Benevento

 

Un tempo erano amiche per la pelle. Pronte a condividere segreti, emozioni e sogni. Poi qualcosa deve essersi rotto se una delle due ha cominciato a tormentare l'altra. Nessuna implicazione di natura sentimentale, esclusa la presenza di una terza persona che avrebbe potuto ispirare una qualche forma di gelosia. E allora? E allora resta un mistero, almeno per ciò che fin qui è emerso dalle indagini, il mutamento di rotta nel comportamento di una trentenne di Benevento che questa mattina il gup Flavio Cusani ha spedito a giudizo con le accuse di stalking e lesioni. La presunta vittima, parte civile con l'avvocato Nicola Colicchio, è una coetanea dell'imputata, difesa dall'avvocato Enzapaola Catalano.
- - -
Problema A:
Riscrivi il brano sul caso di stalking a Benevento da "Un tempo erano" a "dall'avvocato Enzapaola Catalano.", sostituendo "amiche per la pelle" con "amiche del cuore".
Problema B:
Prosegui il brano sul caso di stalking a Benevento a partire dall'ultima frase riportata.

Dati strutturati di analisi della pagina:
- - -
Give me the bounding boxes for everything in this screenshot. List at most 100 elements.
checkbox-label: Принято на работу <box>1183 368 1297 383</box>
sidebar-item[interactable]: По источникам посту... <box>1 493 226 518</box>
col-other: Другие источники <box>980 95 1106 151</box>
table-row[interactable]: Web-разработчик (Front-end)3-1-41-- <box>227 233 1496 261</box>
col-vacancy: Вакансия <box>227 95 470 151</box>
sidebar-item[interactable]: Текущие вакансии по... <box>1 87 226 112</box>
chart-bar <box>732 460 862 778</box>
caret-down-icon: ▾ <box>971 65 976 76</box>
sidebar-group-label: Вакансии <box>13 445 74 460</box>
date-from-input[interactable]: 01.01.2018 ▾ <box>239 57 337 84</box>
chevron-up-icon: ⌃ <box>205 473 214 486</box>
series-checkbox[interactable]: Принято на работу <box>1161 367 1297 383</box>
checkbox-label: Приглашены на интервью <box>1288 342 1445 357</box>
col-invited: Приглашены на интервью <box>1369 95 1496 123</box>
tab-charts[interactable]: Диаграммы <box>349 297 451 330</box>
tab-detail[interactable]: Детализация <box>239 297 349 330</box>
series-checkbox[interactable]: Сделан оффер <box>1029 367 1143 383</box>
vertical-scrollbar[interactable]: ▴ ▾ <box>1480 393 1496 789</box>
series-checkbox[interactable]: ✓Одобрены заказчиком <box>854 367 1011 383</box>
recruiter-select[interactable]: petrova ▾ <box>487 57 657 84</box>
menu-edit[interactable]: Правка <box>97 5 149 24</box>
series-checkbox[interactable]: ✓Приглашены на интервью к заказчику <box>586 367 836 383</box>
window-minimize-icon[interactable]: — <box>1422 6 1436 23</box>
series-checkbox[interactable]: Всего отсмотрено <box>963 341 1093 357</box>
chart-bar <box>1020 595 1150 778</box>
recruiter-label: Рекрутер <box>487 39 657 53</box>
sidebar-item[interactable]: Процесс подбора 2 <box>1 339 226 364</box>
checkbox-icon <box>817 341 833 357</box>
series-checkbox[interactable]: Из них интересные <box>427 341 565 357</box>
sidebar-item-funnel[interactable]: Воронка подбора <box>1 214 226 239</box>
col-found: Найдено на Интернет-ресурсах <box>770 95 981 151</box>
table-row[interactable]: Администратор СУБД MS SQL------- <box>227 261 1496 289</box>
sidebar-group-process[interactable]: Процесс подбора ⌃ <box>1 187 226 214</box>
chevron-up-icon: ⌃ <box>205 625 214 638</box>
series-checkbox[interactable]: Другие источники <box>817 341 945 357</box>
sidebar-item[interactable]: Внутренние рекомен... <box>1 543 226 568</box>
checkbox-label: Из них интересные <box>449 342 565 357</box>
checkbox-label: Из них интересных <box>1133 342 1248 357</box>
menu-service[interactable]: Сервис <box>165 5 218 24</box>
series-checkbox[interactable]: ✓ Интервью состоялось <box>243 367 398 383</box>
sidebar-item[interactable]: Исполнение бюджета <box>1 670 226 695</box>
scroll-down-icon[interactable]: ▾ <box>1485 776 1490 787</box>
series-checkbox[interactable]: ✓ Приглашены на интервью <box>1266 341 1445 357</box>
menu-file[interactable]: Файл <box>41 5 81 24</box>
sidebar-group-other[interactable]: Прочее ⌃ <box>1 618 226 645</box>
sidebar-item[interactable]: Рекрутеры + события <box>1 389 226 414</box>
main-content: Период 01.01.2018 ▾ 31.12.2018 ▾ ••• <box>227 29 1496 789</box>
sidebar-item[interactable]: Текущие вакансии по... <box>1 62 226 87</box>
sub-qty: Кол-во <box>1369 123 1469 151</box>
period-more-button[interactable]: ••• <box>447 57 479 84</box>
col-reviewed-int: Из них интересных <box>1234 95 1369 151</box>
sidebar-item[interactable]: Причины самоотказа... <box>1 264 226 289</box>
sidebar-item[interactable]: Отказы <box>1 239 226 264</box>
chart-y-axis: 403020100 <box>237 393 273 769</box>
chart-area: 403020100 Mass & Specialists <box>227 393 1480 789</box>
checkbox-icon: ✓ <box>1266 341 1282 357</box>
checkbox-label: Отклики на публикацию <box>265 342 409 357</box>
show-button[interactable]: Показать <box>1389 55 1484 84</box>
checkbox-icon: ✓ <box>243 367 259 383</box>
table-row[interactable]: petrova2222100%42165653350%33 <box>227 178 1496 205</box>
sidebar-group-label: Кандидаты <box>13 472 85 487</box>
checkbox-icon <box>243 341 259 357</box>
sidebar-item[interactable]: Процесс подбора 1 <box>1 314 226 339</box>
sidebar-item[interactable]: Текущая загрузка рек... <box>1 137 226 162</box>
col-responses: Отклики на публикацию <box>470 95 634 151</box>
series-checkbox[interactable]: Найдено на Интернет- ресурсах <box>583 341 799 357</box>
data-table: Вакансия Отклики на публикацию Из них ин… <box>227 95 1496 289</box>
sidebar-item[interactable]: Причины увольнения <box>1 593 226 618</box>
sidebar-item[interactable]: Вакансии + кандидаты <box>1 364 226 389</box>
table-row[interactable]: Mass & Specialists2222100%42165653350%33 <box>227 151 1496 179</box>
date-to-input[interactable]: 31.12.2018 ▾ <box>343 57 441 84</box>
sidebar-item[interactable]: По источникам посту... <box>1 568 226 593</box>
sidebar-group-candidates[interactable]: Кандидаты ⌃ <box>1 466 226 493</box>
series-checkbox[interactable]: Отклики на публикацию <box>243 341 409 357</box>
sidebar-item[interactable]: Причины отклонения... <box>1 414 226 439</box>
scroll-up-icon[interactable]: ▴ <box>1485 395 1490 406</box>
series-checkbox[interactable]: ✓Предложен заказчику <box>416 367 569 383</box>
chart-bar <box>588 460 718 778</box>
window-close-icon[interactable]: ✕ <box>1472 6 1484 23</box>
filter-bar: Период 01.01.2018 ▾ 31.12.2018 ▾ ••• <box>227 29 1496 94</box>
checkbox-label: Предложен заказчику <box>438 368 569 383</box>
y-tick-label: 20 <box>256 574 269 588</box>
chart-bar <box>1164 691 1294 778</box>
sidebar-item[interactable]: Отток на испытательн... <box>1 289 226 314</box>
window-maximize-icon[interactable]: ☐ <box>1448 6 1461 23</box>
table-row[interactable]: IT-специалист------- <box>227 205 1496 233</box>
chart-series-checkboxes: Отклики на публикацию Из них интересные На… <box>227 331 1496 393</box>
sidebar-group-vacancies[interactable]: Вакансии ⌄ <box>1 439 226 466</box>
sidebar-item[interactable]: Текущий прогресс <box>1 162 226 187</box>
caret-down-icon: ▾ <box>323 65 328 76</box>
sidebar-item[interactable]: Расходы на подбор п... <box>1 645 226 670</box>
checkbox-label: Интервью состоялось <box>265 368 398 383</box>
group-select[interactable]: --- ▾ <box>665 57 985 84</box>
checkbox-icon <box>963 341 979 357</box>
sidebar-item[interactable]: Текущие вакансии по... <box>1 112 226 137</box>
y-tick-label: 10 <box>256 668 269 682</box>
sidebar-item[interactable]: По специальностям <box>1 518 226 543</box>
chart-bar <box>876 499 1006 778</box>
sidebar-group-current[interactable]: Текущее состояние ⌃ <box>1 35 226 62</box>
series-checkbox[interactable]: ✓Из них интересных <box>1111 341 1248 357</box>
- - -
Risultato dell'esercizio A:
Un tempo erano amiche del cuore. Pronte a condividere segreti, emozioni e sogni. Poi qualcosa deve essersi rotto se una delle due ha cominciato a tormentare l'altra. Nessuna implicazione di natura sentimentale, esclusa la presenza di una terza persona che avrebbe potuto ispirare una qualche forma di gelosia. E allora? E allora resta un mistero, almeno per ciò che fin qui è emerso dalle indagini, il mutamento di rotta nel comportamento di una trentenne di Benevento che questa mattina il gup Flavio Cusani ha spedito a giudizo con le accuse di stalking e lesioni. La presunta vittima, parte civile con l'avvocato Nicola Colicchio, è una coetanea dell'imputata, difesa dall'avvocato Enzapaola Catalano.

Risultato dell'esercizio B:
Il 20 ottobre la storia approderà in un'aula del Tribunale, chiamato a pronunciarsi sulle condotte di cui la donna si sarebbe resa responsabile fino all'estate del 2010: un fuoco di fila di telefonate ed sms di stampo minaccioso, in partenza ad ogni ora del giorno e della notte. Espressioni pesanti nei confronti di colei con la quale, in passato, aveva avuto rapporti idilliaci. Una storia di amicizia in frantumi. Uno strappo impossibile da ricucire, la paura che progressivamente assale la destinataria delle attenzioni che l'altra le rivolge. Sono talmente così poco tenere da indurre la malcapitata a cambiare le proprie abitudini di vita e a far ricorso anche all'uso dei farmaci. E pensare che un tempo ognuna avrebbe fatto follie per l'altra.